A block of data
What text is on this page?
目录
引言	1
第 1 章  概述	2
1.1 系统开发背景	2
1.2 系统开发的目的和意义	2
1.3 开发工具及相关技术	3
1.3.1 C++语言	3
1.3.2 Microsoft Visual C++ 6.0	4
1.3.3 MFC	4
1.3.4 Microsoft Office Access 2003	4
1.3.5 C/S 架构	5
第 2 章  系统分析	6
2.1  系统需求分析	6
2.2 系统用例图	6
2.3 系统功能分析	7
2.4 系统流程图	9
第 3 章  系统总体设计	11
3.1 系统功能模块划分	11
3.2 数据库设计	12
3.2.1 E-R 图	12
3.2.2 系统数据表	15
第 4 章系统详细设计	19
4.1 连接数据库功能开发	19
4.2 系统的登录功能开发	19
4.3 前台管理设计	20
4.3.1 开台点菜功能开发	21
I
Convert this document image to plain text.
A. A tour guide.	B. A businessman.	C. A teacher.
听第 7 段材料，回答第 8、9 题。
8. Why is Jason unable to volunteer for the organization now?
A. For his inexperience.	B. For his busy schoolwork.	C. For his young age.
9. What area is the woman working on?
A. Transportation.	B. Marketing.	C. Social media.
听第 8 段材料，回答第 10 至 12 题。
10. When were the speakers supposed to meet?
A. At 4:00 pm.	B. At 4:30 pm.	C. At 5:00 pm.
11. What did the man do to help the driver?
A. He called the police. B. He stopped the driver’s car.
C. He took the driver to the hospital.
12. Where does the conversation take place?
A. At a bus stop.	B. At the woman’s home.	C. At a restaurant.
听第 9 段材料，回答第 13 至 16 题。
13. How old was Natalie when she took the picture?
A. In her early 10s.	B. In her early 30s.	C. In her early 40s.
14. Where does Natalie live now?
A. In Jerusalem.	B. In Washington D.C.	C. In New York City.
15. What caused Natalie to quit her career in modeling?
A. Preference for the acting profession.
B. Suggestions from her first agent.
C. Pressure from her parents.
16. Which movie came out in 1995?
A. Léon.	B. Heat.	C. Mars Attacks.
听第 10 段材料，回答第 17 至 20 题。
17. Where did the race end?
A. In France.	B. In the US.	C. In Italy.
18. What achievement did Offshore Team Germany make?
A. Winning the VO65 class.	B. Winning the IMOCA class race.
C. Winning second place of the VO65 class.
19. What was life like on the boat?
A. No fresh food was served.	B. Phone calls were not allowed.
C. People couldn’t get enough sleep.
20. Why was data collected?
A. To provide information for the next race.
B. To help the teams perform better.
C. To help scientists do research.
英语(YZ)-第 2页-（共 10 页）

* Task directions
Reproduce the whole listing word for word.

* Solution to the exercise
What text is on this page?
目录
引言	1
第 1 章  概述	2
1.1 系统开发背景	2
1.2 系统开发的目的和意义	2
1.3 开发工具及相关技术	3
1.3.1 C++语言	3
1.3.2 Microsoft Visual C++ 6.0	4
1.3.3 MFC	4
1.3.4 Microsoft Office Access 2003	4
1.3.5 C/S 架构	5
第 2 章  系统分析	6
2.1  系统需求分析	6
2.2 系统用例图	6
2.3 系统功能分析	7
2.4 系统流程图	9
第 3 章  系统总体设计	11
3.1 系统功能模块划分	11
3.2 数据库设计	12
3.2.1 E-R 图	12
3.2.2 系统数据表	15
第 4 章系统详细设计	19
4.1 连接数据库功能开发	19
4.2 系统的登录功能开发	19
4.3 前台管理设计	20
4.3.1 开台点菜功能开发	21
I
Convert this document image to plain text.
A. A tour guide.	B. A businessman.	C. A teacher.
听第 7 段材料，回答第 8、9 题。
8. Why is Jason unable to volunteer for the organization now?
A. For his inexperience.	B. For his busy schoolwork.	C. For his young age.
9. What area is the woman working on?
A. Transportation.	B. Marketing.	C. Social media.
听第 8 段材料，回答第 10 至 12 题。
10. When were the speakers supposed to meet?
A. At 4:00 pm.	B. At 4:30 pm.	C. At 5:00 pm.
11. What did the man do to help the driver?
A. He called the police. B. He stopped the driver’s car.
C. He took the driver to the hospital.
12. Where does the conversation take place?
A. At a bus stop.	B. At the woman’s home.	C. At a restaurant.
听第 9 段材料，回答第 13 至 16 题。
13. How old was Natalie when she took the picture?
A. In her early 10s.	B. In her early 30s.	C. In her early 40s.
14. Where does Natalie live now?
A. In Jerusalem.	B. In Washington D.C.	C. In New York City.
15. What caused Natalie to quit her career in modeling?
A. Preference for the acting profession.
B. Suggestions from her first agent.
C. Pressure from her parents.
16. Which movie came out in 1995?
A. Léon.	B. Heat.	C. Mars Attacks.
听第 10 段材料，回答第 17 至 20 题。
17. Where did the race end?
A. In France.	B. In the US.	C. In Italy.
18. What achievement did Offshore Team Germany make?
A. Winning the VO65 class.	B. Winning the IMOCA class race.
C. Winning second place of the VO65 class.
19. What was life like on the boat?
A. No fresh food was served.	B. Phone calls were not allowed.
C. People couldn’t get enough sleep.
20. Why was data collected?
A. To provide information for the next race.
B. To help the teams perform better.
C. To help scientists do research.
英语(YZ)-第 2页-（共 10 页）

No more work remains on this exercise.